THE EXERCISE
Copy all of the material exactly. Pictures are not to appear in the copy.

Entries from a visual dataset:
-- -- --
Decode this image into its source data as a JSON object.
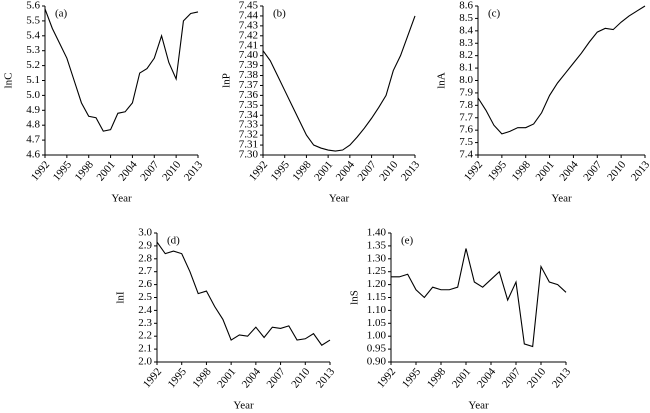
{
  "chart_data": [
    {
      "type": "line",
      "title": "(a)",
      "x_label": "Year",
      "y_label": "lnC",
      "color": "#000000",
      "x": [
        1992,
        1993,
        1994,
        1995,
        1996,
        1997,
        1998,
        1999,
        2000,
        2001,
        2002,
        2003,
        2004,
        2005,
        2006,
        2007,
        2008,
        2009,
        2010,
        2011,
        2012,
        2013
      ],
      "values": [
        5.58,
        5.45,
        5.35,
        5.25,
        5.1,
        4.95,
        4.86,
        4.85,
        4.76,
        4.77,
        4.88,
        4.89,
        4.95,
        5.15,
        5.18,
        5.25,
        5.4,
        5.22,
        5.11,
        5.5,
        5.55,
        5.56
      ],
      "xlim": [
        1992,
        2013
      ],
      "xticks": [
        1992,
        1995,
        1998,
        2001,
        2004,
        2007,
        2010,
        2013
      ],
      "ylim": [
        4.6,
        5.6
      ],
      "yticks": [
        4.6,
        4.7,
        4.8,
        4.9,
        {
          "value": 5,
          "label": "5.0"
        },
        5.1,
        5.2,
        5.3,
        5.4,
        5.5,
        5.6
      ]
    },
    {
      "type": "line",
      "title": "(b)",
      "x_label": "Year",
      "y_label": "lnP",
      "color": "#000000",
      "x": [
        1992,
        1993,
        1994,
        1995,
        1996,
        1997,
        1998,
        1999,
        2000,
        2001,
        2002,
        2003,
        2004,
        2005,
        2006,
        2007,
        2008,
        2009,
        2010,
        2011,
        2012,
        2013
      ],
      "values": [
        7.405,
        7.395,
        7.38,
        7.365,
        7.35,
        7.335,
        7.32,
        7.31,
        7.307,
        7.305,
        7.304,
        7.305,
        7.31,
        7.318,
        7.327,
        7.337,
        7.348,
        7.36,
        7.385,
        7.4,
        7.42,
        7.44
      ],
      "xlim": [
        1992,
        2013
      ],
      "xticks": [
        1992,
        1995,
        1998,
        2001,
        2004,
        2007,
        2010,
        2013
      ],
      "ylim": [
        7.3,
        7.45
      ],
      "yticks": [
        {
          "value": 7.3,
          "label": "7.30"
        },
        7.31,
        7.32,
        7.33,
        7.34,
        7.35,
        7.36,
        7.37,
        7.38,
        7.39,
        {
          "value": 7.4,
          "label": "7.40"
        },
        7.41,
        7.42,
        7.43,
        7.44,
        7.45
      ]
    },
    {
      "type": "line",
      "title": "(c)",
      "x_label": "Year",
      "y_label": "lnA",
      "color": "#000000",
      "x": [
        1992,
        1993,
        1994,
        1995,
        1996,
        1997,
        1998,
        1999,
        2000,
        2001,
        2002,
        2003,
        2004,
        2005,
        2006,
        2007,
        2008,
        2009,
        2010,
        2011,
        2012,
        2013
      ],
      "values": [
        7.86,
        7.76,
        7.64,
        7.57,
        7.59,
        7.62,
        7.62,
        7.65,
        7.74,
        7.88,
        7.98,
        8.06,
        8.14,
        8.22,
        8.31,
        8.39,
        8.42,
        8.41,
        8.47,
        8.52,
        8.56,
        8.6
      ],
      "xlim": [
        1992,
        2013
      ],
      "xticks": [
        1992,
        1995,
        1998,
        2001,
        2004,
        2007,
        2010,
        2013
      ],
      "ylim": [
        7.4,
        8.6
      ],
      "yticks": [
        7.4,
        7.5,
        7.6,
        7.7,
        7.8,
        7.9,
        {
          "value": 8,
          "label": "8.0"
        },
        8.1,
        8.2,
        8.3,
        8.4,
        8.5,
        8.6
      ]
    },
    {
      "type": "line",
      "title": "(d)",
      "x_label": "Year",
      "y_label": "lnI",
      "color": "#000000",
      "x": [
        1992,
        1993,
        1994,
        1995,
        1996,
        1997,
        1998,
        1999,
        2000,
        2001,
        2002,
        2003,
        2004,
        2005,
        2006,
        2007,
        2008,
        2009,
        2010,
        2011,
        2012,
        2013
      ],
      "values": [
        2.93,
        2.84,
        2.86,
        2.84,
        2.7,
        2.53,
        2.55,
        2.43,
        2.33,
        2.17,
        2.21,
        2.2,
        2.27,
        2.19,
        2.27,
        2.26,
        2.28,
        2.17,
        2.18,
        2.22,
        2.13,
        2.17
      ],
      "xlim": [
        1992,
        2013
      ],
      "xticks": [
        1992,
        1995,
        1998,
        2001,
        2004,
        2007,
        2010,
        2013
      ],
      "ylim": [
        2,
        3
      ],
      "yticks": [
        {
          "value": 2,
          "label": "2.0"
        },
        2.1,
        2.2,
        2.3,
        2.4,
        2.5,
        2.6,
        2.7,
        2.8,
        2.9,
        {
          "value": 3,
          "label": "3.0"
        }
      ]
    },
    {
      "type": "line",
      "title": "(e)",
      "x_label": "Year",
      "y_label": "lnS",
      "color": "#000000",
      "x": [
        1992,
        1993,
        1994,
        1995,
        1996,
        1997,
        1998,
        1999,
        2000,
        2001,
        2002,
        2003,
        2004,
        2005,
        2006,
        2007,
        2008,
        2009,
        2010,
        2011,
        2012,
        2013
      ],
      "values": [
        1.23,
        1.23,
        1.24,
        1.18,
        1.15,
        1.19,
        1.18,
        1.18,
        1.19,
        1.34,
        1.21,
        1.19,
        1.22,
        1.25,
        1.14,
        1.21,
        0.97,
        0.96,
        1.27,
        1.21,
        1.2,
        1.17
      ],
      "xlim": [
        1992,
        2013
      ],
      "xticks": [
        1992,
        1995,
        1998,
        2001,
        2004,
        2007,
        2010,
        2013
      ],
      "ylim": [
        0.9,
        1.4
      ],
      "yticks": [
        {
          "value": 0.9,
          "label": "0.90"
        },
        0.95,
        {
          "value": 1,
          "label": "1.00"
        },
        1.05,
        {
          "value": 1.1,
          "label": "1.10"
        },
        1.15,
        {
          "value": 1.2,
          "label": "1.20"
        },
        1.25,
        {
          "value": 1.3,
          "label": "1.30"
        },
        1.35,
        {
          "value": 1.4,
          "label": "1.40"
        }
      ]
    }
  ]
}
-- -- --
REPLY TO THE EXERCISE
Decode this image into its source data as a JSON object.
{
  "chart_data": [
    {
      "type": "line",
      "title": "(a)",
      "x_label": "Year",
      "y_label": "lnC",
      "color": "#000000",
      "x": [
        1992,
        1993,
        1994,
        1995,
        1996,
        1997,
        1998,
        1999,
        2000,
        2001,
        2002,
        2003,
        2004,
        2005,
        2006,
        2007,
        2008,
        2009,
        2010,
        2011,
        2012,
        2013
      ],
      "values": [
        5.58,
        5.45,
        5.35,
        5.25,
        5.1,
        4.95,
        4.86,
        4.85,
        4.76,
        4.77,
        4.88,
        4.89,
        4.95,
        5.15,
        5.18,
        5.25,
        5.4,
        5.22,
        5.11,
        5.5,
        5.55,
        5.56
      ],
      "xlim": [
        1992,
        2013
      ],
      "xticks": [
        1992,
        1995,
        1998,
        2001,
        2004,
        2007,
        2010,
        2013
      ],
      "ylim": [
        4.6,
        5.6
      ],
      "yticks": [
        4.6,
        4.7,
        4.8,
        4.9,
        {
          "value": 5,
          "label": "5.0"
        },
        5.1,
        5.2,
        5.3,
        5.4,
        5.5,
        5.6
      ]
    },
    {
      "type": "line",
      "title": "(b)",
      "x_label": "Year",
      "y_label": "lnP",
      "color": "#000000",
      "x": [
        1992,
        1993,
        1994,
        1995,
        1996,
        1997,
        1998,
        1999,
        2000,
        2001,
        2002,
        2003,
        2004,
        2005,
        2006,
        2007,
        2008,
        2009,
        2010,
        2011,
        2012,
        2013
      ],
      "values": [
        7.405,
        7.395,
        7.38,
        7.365,
        7.35,
        7.335,
        7.32,
        7.31,
        7.307,
        7.305,
        7.304,
        7.305,
        7.31,
        7.318,
        7.327,
        7.337,
        7.348,
        7.36,
        7.385,
        7.4,
        7.42,
        7.44
      ],
      "xlim": [
        1992,
        2013
      ],
      "xticks": [
        1992,
        1995,
        1998,
        2001,
        2004,
        2007,
        2010,
        2013
      ],
      "ylim": [
        7.3,
        7.45
      ],
      "yticks": [
        {
          "value": 7.3,
          "label": "7.30"
        },
        7.31,
        7.32,
        7.33,
        7.34,
        7.35,
        7.36,
        7.37,
        7.38,
        7.39,
        {
          "value": 7.4,
          "label": "7.40"
        },
        7.41,
        7.42,
        7.43,
        7.44,
        7.45
      ]
    },
    {
      "type": "line",
      "title": "(c)",
      "x_label": "Year",
      "y_label": "lnA",
      "color": "#000000",
      "x": [
        1992,
        1993,
        1994,
        1995,
        1996,
        1997,
        1998,
        1999,
        2000,
        2001,
        2002,
        2003,
        2004,
        2005,
        2006,
        2007,
        2008,
        2009,
        2010,
        2011,
        2012,
        2013
      ],
      "values": [
        7.86,
        7.76,
        7.64,
        7.57,
        7.59,
        7.62,
        7.62,
        7.65,
        7.74,
        7.88,
        7.98,
        8.06,
        8.14,
        8.22,
        8.31,
        8.39,
        8.42,
        8.41,
        8.47,
        8.52,
        8.56,
        8.6
      ],
      "xlim": [
        1992,
        2013
      ],
      "xticks": [
        1992,
        1995,
        1998,
        2001,
        2004,
        2007,
        2010,
        2013
      ],
      "ylim": [
        7.4,
        8.6
      ],
      "yticks": [
        7.4,
        7.5,
        7.6,
        7.7,
        7.8,
        7.9,
        {
          "value": 8,
          "label": "8.0"
        },
        8.1,
        8.2,
        8.3,
        8.4,
        8.5,
        8.6
      ]
    },
    {
      "type": "line",
      "title": "(d)",
      "x_label": "Year",
      "y_label": "lnI",
      "color": "#000000",
      "x": [
        1992,
        1993,
        1994,
        1995,
        1996,
        1997,
        1998,
        1999,
        2000,
        2001,
        2002,
        2003,
        2004,
        2005,
        2006,
        2007,
        2008,
        2009,
        2010,
        2011,
        2012,
        2013
      ],
      "values": [
        2.93,
        2.84,
        2.86,
        2.84,
        2.7,
        2.53,
        2.55,
        2.43,
        2.33,
        2.17,
        2.21,
        2.2,
        2.27,
        2.19,
        2.27,
        2.26,
        2.28,
        2.17,
        2.18,
        2.22,
        2.13,
        2.17
      ],
      "xlim": [
        1992,
        2013
      ],
      "xticks": [
        1992,
        1995,
        1998,
        2001,
        2004,
        2007,
        2010,
        2013
      ],
      "ylim": [
        2,
        3
      ],
      "yticks": [
        {
          "value": 2,
          "label": "2.0"
        },
        2.1,
        2.2,
        2.3,
        2.4,
        2.5,
        2.6,
        2.7,
        2.8,
        2.9,
        {
          "value": 3,
          "label": "3.0"
        }
      ]
    },
    {
      "type": "line",
      "title": "(e)",
      "x_label": "Year",
      "y_label": "lnS",
      "color": "#000000",
      "x": [
        1992,
        1993,
        1994,
        1995,
        1996,
        1997,
        1998,
        1999,
        2000,
        2001,
        2002,
        2003,
        2004,
        2005,
        2006,
        2007,
        2008,
        2009,
        2010,
        2011,
        2012,
        2013
      ],
      "values": [
        1.23,
        1.23,
        1.24,
        1.18,
        1.15,
        1.19,
        1.18,
        1.18,
        1.19,
        1.34,
        1.21,
        1.19,
        1.22,
        1.25,
        1.14,
        1.21,
        0.97,
        0.96,
        1.27,
        1.21,
        1.2,
        1.17
      ],
      "xlim": [
        1992,
        2013
      ],
      "xticks": [
        1992,
        1995,
        1998,
        2001,
        2004,
        2007,
        2010,
        2013
      ],
      "ylim": [
        0.9,
        1.4
      ],
      "yticks": [
        {
          "value": 0.9,
          "label": "0.90"
        },
        0.95,
        {
          "value": 1,
          "label": "1.00"
        },
        1.05,
        {
          "value": 1.1,
          "label": "1.10"
        },
        1.15,
        {
          "value": 1.2,
          "label": "1.20"
        },
        1.25,
        {
          "value": 1.3,
          "label": "1.30"
        },
        1.35,
        {
          "value": 1.4,
          "label": "1.40"
        }
      ]
    }
  ]
}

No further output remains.